MATERIAL PROVIDED:
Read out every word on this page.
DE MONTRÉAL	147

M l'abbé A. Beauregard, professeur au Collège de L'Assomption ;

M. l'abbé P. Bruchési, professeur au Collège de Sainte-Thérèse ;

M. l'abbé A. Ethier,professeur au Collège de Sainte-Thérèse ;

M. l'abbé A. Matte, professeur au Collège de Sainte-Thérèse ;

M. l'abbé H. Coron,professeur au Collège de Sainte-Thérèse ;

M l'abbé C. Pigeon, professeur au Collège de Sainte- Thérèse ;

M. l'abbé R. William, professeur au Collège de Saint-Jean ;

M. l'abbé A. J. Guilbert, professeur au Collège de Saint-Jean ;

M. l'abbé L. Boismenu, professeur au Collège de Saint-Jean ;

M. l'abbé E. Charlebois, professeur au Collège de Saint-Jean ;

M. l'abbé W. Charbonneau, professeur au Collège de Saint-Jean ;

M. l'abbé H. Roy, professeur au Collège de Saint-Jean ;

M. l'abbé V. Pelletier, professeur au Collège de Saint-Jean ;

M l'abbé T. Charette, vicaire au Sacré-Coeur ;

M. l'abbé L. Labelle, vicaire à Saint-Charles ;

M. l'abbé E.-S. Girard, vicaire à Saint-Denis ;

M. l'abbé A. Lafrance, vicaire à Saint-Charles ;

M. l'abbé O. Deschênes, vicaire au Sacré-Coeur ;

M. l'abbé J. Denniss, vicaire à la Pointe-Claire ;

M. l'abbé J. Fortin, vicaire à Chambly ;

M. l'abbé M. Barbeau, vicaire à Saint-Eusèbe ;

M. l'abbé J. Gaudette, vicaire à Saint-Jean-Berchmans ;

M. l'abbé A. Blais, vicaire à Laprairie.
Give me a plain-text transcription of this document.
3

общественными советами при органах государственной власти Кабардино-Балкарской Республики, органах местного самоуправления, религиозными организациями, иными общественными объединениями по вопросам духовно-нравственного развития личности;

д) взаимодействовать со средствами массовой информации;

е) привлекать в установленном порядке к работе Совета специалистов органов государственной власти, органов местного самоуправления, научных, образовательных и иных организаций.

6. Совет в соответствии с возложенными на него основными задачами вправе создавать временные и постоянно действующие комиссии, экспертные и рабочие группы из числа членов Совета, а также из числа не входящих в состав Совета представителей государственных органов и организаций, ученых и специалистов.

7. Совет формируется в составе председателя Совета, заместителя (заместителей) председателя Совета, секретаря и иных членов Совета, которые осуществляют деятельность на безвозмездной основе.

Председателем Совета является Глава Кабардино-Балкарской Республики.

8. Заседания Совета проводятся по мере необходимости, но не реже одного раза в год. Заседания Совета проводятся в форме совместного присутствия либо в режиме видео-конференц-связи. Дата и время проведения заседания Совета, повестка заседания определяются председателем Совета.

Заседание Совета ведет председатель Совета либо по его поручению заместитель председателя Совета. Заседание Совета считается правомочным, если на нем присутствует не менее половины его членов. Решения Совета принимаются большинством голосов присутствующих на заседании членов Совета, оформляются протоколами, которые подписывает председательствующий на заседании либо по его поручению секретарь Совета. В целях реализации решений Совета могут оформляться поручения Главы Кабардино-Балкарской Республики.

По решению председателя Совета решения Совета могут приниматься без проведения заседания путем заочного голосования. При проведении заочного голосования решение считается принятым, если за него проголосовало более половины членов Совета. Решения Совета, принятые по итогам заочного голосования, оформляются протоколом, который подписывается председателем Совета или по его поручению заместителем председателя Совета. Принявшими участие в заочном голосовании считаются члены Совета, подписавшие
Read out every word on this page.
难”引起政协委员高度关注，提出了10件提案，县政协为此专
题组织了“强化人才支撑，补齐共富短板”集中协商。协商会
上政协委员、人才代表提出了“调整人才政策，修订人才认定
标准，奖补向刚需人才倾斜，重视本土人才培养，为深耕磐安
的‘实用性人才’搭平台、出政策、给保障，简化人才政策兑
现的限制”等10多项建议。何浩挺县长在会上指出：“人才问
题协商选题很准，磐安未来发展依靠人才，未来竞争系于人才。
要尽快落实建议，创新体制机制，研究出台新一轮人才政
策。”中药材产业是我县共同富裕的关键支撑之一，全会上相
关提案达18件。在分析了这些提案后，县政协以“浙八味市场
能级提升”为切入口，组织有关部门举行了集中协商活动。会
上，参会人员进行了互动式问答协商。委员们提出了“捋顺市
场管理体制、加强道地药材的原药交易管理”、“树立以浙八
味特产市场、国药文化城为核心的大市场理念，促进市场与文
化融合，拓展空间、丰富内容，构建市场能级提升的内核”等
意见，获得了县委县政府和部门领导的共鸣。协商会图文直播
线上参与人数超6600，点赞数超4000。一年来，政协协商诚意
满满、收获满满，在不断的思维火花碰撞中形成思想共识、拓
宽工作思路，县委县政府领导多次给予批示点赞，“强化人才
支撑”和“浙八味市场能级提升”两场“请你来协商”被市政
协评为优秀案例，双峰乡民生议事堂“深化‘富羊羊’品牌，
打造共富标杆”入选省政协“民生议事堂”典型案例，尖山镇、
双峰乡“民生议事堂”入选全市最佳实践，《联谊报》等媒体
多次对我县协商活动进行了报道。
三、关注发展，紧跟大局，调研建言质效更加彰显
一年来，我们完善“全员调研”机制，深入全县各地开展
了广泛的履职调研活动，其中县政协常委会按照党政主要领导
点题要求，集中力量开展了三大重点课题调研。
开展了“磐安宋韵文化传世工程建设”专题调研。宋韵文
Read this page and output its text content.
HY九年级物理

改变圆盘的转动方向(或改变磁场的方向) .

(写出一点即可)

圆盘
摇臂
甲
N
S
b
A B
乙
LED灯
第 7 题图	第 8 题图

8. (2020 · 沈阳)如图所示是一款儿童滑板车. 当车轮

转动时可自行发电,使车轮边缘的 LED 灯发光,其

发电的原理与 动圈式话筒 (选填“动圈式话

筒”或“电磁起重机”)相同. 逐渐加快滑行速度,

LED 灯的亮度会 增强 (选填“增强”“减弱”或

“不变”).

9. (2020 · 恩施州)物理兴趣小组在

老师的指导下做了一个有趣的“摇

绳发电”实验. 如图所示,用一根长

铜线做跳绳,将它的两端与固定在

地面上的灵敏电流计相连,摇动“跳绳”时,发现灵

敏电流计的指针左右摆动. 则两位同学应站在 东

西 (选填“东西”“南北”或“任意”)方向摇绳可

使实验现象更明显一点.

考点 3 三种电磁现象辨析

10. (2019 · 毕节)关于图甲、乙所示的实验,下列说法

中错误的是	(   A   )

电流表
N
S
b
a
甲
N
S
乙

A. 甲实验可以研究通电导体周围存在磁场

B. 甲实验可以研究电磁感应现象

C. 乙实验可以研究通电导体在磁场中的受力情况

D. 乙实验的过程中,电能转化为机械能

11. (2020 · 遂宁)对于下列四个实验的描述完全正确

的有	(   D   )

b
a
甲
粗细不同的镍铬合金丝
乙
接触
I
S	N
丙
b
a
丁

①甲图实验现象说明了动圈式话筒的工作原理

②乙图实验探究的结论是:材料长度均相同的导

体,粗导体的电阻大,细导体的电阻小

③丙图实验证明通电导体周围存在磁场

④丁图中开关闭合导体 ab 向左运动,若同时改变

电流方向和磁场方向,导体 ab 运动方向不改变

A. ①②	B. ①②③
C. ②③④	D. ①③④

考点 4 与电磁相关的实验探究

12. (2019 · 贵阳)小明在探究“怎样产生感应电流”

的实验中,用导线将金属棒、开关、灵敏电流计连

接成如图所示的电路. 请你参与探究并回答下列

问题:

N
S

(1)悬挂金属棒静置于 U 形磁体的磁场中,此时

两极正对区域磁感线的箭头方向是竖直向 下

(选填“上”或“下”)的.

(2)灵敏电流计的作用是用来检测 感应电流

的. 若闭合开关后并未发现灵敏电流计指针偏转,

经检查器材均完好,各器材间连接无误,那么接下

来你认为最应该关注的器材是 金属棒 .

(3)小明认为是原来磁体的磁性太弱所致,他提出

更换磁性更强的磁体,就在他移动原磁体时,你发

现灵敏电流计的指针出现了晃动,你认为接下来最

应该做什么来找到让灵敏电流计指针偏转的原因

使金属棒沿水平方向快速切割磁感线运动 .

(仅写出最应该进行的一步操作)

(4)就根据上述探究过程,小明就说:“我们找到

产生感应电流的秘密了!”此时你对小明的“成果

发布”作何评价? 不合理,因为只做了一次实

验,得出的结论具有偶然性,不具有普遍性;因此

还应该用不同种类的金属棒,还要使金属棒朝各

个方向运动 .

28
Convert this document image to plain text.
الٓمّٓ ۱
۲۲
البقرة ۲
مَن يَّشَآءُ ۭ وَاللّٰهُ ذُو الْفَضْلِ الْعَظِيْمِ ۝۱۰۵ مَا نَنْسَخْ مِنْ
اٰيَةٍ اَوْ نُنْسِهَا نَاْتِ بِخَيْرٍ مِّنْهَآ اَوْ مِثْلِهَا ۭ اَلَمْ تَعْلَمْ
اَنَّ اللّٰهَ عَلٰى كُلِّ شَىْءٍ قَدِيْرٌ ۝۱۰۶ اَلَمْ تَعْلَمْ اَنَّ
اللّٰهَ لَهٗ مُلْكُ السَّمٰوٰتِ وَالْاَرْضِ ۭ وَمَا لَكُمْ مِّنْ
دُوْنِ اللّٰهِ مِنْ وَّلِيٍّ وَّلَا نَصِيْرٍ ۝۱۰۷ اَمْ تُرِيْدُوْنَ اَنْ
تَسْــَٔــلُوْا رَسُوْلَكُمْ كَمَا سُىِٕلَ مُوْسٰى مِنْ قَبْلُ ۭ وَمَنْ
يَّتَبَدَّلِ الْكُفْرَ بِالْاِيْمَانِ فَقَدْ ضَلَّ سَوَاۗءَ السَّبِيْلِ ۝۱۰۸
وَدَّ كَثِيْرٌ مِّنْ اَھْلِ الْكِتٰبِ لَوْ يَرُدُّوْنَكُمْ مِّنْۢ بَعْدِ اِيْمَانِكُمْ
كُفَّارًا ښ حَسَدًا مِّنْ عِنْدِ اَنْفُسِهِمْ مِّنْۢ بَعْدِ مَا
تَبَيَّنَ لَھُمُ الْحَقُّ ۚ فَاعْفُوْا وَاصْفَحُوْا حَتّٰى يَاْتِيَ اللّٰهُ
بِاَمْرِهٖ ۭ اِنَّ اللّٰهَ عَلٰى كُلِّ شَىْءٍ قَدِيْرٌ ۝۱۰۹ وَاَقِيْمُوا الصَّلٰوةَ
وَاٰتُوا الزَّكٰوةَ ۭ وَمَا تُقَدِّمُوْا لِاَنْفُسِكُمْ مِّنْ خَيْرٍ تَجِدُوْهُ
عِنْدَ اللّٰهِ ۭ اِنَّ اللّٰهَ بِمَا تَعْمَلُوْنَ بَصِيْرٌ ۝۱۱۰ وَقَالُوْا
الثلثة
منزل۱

REQUIREMENTS: For each line in the data above that contains the string "Решения", extract the line.

RESULT OF THIS TASK:
Заседание Совета ведет председатель Совета либо по его поручению заместитель председателя Совета. Заседание Совета считается правомочным, если на нем присутствует не менее половины его членов. Решения Совета принимаются большинством голосов присутствующих на заседании членов Совета, оформляются протоколами, которые подписывает председательствующий на заседании либо по его поручению секретарь Совета. В целях реализации решений Совета могут оформляться поручения Главы Кабардино-Балкарской Республики.
По решению председателя Совета решения Совета могут приниматься без проведения заседания путем заочного голосования. При проведении заочного голосования решение считается принятым, если за него проголосовало более половины членов Совета. Решения Совета, принятые по итогам заочного голосования, оформляются протоколом, который подписывается председателем Совета или по его поручению заместителем председателя Совета. Принявшими участие в заочном голосовании считаются члены Совета, подписавшие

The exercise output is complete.